### QUOTED PASSAGE

○ ○ ○ ○ ○

Disney as a Christian ministry? Millions of American families every year flock to the Christian themed Disney vacation playgrounds of California, Florida, Missouri and the recently opened Buffalo, New York resorts. Looking back on the 50 years of Disney resort history that started with a mouse, probably wouldn’t have gotten where it was without a wolf.

Disney Characters: Beloved or Scary

While Mickey Mouse was Disney’s first big screen hero, and while children will always love Minnie, Donald, Clarence, Clarabell, Pluto and others, it was Snow White that thrust Disney into the movie making business. Pinnoccio, Dumbo, Sleeping Beauty showed American movie makers that children’s animated stories could reach adults with romance and adventure equal to any live action movie. Perhaps Walt was taking a tip from Cecil B. Demile when in 1958 he began production on what was to become the turning point in Disney history: Little Red Riding Hood. Everyone knows this story. And we know it’s villain. We saw him years earlier in Disney’s Silly Symphonies ‘Three Little Pigs.’ As a child he terrified me, that Big Bad Wolf. Who knew he would transform the American culture?

Little Red Riding Hood (1959); Disney’s Greatest Movie

Disney always takes liberty with their stories. I mean, do we really want to see a Brothers Grimm version of Cinderella? Dark and gruesome. (I must confess a little desire to see crows eat the eyes out of the wicked stepsisters). Disney is a master at taking gruesome material and making it G-Rated material. More than that. With its heart-touching drama, swelling, inspiring music and eye blasting color and art, Disney movies are emotionally transforming. And this was never more so apparent than in The Little Red Riding Hood movie released in 1959 and winning Disney an unprecedented 8 Academy Awards for a single movie, beating Ben Hur for Best Picture. And winning over audiences as the best Christian movie, ever.

As Only Disney Could

Yes, typically Disney, we had our plethora of new talking forest animals who did their best behind the scenes to protect the naive and innocent Mary from falling prey to the evil wicked Big Bad Wolf. Biblically themed throughout the movie, the animals weren’t the only ones quoting scripture. Grandma did a tremendous job holding her own in an argument with the wolf using the bible as both a sword in the literary sense and as a literal one too.

Beginning of a Revolution

But it was the final scene that is remembered most fondly by those who love Disney movies. After a hopeful expectation that the woodcutter would rescue Mary and her animal partners, when the woodcutter was accidentally dispatched, we lost all hope. Disney is a master at this too. Emotionally on edge we watched an evil, hungry monster approach her. Our fear was real. Then, calmly, Mary turns, down on her knees in prayer, soft and earnest. She is joined by her friends. Maybe because she forgave him, maybe, because we in the audience were praying too. Maybe, just because Disney is master at this as well, we saw the monster transform. We saw him confront his own mental image, his wickedness, and melt into regret. There were no dry eyes in the darkness as we watched a former monster get down on his knees as Mary helped him become a child of God. We left the theatre that day not only happy and complete, but transformed ourselves.

○ ○ ○ ○ ○

[Labeled box records]
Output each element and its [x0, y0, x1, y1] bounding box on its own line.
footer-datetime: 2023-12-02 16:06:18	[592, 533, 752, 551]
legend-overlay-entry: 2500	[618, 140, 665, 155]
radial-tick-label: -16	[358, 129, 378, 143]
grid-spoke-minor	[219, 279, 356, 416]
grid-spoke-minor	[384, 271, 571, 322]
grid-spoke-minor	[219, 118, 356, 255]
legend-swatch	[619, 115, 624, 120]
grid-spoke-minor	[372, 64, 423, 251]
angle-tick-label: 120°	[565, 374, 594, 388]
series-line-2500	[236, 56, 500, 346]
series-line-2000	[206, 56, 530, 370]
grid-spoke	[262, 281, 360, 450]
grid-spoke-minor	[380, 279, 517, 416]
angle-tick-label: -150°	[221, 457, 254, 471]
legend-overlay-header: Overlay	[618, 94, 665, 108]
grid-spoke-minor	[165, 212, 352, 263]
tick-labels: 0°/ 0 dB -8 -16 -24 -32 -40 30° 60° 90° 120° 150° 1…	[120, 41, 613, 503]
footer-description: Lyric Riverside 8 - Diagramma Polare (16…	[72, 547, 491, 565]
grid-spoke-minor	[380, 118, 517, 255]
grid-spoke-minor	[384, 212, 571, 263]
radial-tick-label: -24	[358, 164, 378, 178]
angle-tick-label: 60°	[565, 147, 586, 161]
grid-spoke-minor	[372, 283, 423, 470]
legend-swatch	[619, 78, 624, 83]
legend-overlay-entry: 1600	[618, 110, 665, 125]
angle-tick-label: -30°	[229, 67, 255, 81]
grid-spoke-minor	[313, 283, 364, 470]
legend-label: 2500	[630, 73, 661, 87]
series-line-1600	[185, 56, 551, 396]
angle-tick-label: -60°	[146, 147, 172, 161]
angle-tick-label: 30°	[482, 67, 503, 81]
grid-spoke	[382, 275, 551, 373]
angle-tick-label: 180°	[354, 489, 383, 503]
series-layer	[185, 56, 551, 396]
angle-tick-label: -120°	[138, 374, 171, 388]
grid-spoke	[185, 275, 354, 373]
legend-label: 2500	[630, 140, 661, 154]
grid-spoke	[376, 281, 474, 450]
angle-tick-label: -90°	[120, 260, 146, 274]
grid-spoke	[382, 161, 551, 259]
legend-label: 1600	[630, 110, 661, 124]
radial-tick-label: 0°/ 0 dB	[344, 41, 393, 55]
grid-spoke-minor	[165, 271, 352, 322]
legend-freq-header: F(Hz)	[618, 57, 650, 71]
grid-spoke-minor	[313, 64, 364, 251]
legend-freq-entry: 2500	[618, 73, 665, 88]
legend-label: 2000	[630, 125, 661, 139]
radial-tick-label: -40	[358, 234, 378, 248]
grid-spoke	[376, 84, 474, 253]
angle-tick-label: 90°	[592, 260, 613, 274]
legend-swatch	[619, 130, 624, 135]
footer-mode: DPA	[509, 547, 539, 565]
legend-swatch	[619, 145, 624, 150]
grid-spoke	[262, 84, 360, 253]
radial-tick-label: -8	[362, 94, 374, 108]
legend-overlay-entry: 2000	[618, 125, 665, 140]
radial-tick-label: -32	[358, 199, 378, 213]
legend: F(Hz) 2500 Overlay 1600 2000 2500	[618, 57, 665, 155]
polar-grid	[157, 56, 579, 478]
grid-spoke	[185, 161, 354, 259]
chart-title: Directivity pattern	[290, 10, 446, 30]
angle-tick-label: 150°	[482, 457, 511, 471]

○ ○ ○ ○ ○

### SET EXERCISE A
According to the Disney article, why does Disney take liberty with the stories it adapts? Answer in one to three sentences.
### SET EXERCISE B
Please extract the passage of the Disney article from the words "Disney as a" up to and including the words "without a wolf.".

### FINISHED ANSWER A
Original versions such as the Brothers Grimm Cinderella are dark and gruesome. Disney takes gruesome material and makes it G-rated.

### FINISHED ANSWER B
Disney as a Christian ministry? Millions of American families every year flock to the Christian themed Disney vacation playgrounds of California, Florida, Missouri and the recently opened Buffalo, New York resorts. Looking back on the 50 years of Disney resort history that started with a mouse, probably wouldn’t have gotten where it was without a wolf.